YOUR OBJECTIVE.
Wherever "cannot" appears in a line, list that line.

RAW RECORDS.
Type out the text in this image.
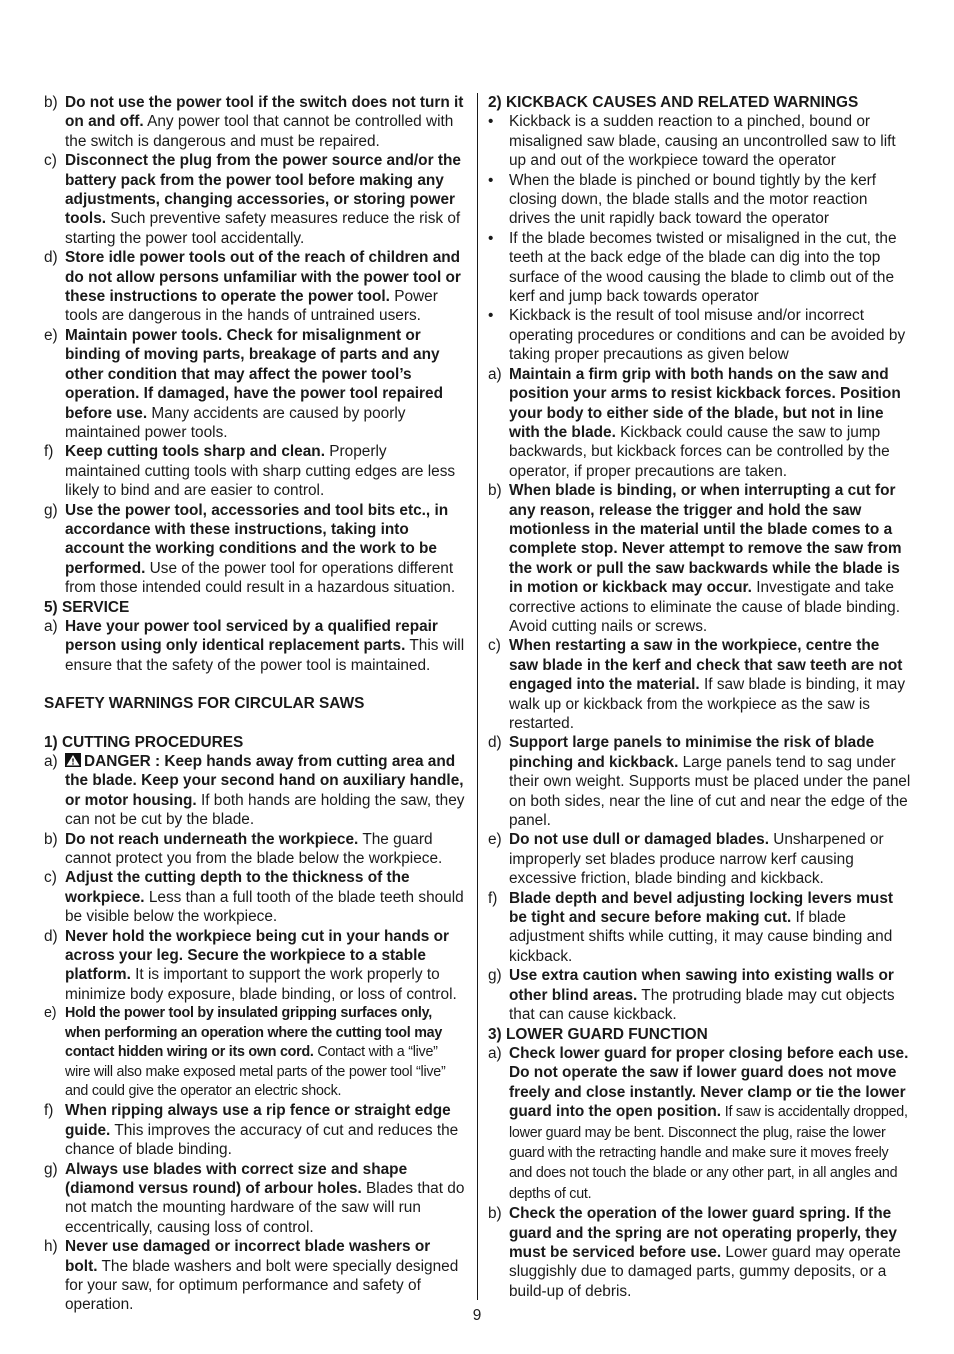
b) Do not use the power tool if the switch does not turn it on and off. Any power tool that cannot be controlled with the switch is dangerous and must be repaired.
c) Disconnect the plug from the power source and/or the battery pack from the power tool before making any adjustments, changing accessories, or storing power tools. Such preventive safety measures reduce the risk of starting the power tool accidentally.
d) Store idle power tools out of the reach of children and do not allow persons unfamiliar with the power tool or these instructions to operate the power tool. Power tools are dangerous in the hands of untrained users.
e) Maintain power tools. Check for misalignment or binding of moving parts, breakage of parts and any other condition that may affect the power tool’s operation. If damaged, have the power tool repaired before use. Many accidents are caused by poorly maintained power tools.
f) Keep cutting tools sharp and clean. Properly maintained cutting tools with sharp cutting edges are less likely to bind and are easier to control.
g) Use the power tool, accessories and tool bits etc., in accordance with these instructions, taking into account the working conditions and the work to be performed. Use of the power tool for operations different from those intended could result in a hazardous situation.
5) SERVICE
a) Have your power tool serviced by a qualified repair person using only identical replacement parts. This will ensure that the safety of the power tool is maintained.
SAFETY WARNINGS FOR CIRCULAR SAWS
1) CUTTING PROCEDURES
a) DANGER : Keep hands away from cutting area and the blade. Keep your second hand on auxiliary handle, or motor housing. If both hands are holding the saw, they can not be cut by the blade.
b) Do not reach underneath the workpiece. The guard cannot protect you from the blade below the workpiece.
c) Adjust the cutting depth to the thickness of the workpiece. Less than a full tooth of the blade teeth should be visible below the workpiece.
d) Never hold the workpiece being cut in your hands or across your leg. Secure the workpiece to a stable platform. It is important to support the work properly to minimize body exposure, blade binding, or loss of control.
e) Hold the power tool by insulated gripping surfaces only, when performing an operation where the cutting tool may contact hidden wiring or its own cord. Contact with a “live” wire will also make exposed metal parts of the power tool “live” and could give the operator an electric shock.
f) When ripping always use a rip fence or straight edge guide. This improves the accuracy of cut and reduces the chance of blade binding.
g) Always use blades with correct size and shape (diamond versus round) of arbour holes. Blades that do not match the mounting hardware of the saw will run eccentrically, causing loss of control.
h) Never use damaged or incorrect blade washers or bolt. The blade washers and bolt were specially designed for your saw, for optimum performance and safety of operation.
2) KICKBACK CAUSES AND RELATED WARNINGS
• Kickback is a sudden reaction to a pinched, bound or misaligned saw blade, causing an uncontrolled saw to lift up and out of the workpiece toward the operator
• When the blade is pinched or bound tightly by the kerf closing down, the blade stalls and the motor reaction drives the unit rapidly back toward the operator
• If the blade becomes twisted or misaligned in the cut, the teeth at the back edge of the blade can dig into the top surface of the wood causing the blade to climb out of the kerf and jump back towards operator
• Kickback is the result of tool misuse and/or incorrect operating procedures or conditions and can be avoided by taking proper precautions as given below
a) Maintain a firm grip with both hands on the saw and position your arms to resist kickback forces. Position your body to either side of the blade, but not in line with the blade. Kickback could cause the saw to jump backwards, but kickback forces can be controlled by the operator, if proper precautions are taken.
b) When blade is binding, or when interrupting a cut for any reason, release the trigger and hold the saw motionless in the material until the blade comes to a complete stop. Never attempt to remove the saw from the work or pull the saw backwards while the blade is in motion or kickback may occur. Investigate and take corrective actions to eliminate the cause of blade binding. Avoid cutting nails or screws.
c) When restarting a saw in the workpiece, centre the saw blade in the kerf and check that saw teeth are not engaged into the material. If saw blade is binding, it may walk up or kickback from the workpiece as the saw is restarted.
d) Support large panels to minimise the risk of blade pinching and kickback. Large panels tend to sag under their own weight. Supports must be placed under the panel on both sides, near the line of cut and near the edge of the panel.
e) Do not use dull or damaged blades. Unsharpened or improperly set blades produce narrow kerf causing excessive friction, blade binding and kickback.
f) Blade depth and bevel adjusting locking levers must be tight and secure before making cut. If blade adjustment shifts while cutting, it may cause binding and kickback.
g) Use extra caution when sawing into existing walls or other blind areas. The protruding blade may cut objects that can cause kickback.
3) LOWER GUARD FUNCTION
a) Check lower guard for proper closing before each use. Do not operate the saw if lower guard does not move freely and close instantly. Never clamp or tie the lower guard into the open position. If saw is accidentally dropped, lower guard may be bent. Disconnect the plug, raise the lower guard with the retracting handle and make sure it moves freely and does not touch the blade or any other part, in all angles and depths of cut.
b) Check the operation of the lower guard spring. If the guard and the spring are not operating properly, they must be serviced before use. Lower guard may operate sluggishly due to damaged parts, gummy deposits, or a build-up of debris.
9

FULL RESPONSE.
b) Do not use the power tool if the switch does not turn it on and off. Any power tool that cannot be controlled with the switch is dangerous and must be repaired.
b) Do not reach underneath the workpiece. The guard cannot protect you from the blade below the workpiece.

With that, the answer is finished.